Goal of the exercise
Exact reproduction is required for all entries.

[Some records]
----------
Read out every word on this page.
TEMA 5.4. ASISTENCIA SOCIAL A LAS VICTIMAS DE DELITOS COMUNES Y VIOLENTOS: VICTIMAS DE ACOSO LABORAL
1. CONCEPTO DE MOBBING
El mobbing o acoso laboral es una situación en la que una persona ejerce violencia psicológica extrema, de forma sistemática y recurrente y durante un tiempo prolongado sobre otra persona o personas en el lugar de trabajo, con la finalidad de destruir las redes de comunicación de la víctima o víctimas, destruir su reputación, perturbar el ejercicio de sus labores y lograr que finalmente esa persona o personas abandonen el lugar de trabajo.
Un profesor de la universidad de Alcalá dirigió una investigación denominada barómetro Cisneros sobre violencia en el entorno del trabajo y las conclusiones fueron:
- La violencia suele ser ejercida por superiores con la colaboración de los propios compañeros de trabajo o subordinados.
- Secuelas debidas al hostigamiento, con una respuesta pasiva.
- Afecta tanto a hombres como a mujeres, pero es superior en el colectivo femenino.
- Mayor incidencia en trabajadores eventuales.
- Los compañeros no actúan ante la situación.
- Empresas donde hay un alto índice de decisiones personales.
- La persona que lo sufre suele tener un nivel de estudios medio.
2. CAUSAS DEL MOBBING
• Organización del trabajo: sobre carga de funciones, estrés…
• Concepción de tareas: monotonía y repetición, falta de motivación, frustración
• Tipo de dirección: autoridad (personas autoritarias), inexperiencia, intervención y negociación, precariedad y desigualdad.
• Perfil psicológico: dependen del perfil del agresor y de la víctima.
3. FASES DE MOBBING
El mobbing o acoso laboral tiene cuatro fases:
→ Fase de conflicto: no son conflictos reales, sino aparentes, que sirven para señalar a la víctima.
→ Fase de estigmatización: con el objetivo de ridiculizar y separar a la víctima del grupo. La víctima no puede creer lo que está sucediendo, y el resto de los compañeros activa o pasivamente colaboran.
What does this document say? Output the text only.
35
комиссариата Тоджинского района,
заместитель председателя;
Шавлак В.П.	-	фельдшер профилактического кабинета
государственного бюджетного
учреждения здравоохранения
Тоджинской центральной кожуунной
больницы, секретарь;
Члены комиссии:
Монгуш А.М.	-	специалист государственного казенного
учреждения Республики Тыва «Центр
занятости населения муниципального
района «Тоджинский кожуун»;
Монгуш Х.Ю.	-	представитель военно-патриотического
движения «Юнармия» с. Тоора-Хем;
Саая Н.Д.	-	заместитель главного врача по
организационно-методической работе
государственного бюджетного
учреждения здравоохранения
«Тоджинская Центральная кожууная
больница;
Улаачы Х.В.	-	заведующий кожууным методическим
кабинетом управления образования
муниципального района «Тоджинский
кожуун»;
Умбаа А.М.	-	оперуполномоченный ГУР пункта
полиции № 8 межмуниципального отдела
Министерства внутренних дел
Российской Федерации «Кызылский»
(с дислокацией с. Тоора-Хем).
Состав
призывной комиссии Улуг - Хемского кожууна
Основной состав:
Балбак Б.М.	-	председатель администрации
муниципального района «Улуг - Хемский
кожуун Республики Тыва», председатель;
----------
Full output
Read out every word on this page.
TEMA 5.4. ASISTENCIA SOCIAL A LAS VICTIMAS DE DELITOS COMUNES Y VIOLENTOS: VICTIMAS DE ACOSO LABORAL
1. CONCEPTO DE MOBBING
El mobbing o acoso laboral es una situación en la que una persona ejerce violencia psicológica extrema, de forma sistemática y recurrente y durante un tiempo prolongado sobre otra persona o personas en el lugar de trabajo, con la finalidad de destruir las redes de comunicación de la víctima o víctimas, destruir su reputación, perturbar el ejercicio de sus labores y lograr que finalmente esa persona o personas abandonen el lugar de trabajo.
Un profesor de la universidad de Alcalá dirigió una investigación denominada barómetro Cisneros sobre violencia en el entorno del trabajo y las conclusiones fueron:
- La violencia suele ser ejercida por superiores con la colaboración de los propios compañeros de trabajo o subordinados.
- Secuelas debidas al hostigamiento, con una respuesta pasiva.
- Afecta tanto a hombres como a mujeres, pero es superior en el colectivo femenino.
- Mayor incidencia en trabajadores eventuales.
- Los compañeros no actúan ante la situación.
- Empresas donde hay un alto índice de decisiones personales.
- La persona que lo sufre suele tener un nivel de estudios medio.
2. CAUSAS DEL MOBBING
• Organización del trabajo: sobre carga de funciones, estrés…
• Concepción de tareas: monotonía y repetición, falta de motivación, frustración
• Tipo de dirección: autoridad (personas autoritarias), inexperiencia, intervención y negociación, precariedad y desigualdad.
• Perfil psicológico: dependen del perfil del agresor y de la víctima.
3. FASES DE MOBBING
El mobbing o acoso laboral tiene cuatro fases:
→ Fase de conflicto: no son conflictos reales, sino aparentes, que sirven para señalar a la víctima.
→ Fase de estigmatización: con el objetivo de ridiculizar y separar a la víctima del grupo. La víctima no puede creer lo que está sucediendo, y el resto de los compañeros activa o pasivamente colaboran.
What does this document say? Output the text only.
35
комиссариата Тоджинского района,
заместитель председателя;
Шавлак В.П.	-	фельдшер профилактического кабинета
государственного бюджетного
учреждения здравоохранения
Тоджинской центральной кожуунной
больницы, секретарь;
Члены комиссии:
Монгуш А.М.	-	специалист государственного казенного
учреждения Республики Тыва «Центр
занятости населения муниципального
района «Тоджинский кожуун»;
Монгуш Х.Ю.	-	представитель военно-патриотического
движения «Юнармия» с. Тоора-Хем;
Саая Н.Д.	-	заместитель главного врача по
организационно-методической работе
государственного бюджетного
учреждения здравоохранения
«Тоджинская Центральная кожууная
больница;
Улаачы Х.В.	-	заведующий кожууным методическим
кабинетом управления образования
муниципального района «Тоджинский
кожуун»;
Умбаа А.М.	-	оперуполномоченный ГУР пункта
полиции № 8 межмуниципального отдела
Министерства внутренних дел
Российской Федерации «Кызылский»
(с дислокацией с. Тоора-Хем).
Состав
призывной комиссии Улуг - Хемского кожууна
Основной состав:
Балбак Б.М.	-	председатель администрации
муниципального района «Улуг - Хемский
кожуун Республики Тыва», председатель;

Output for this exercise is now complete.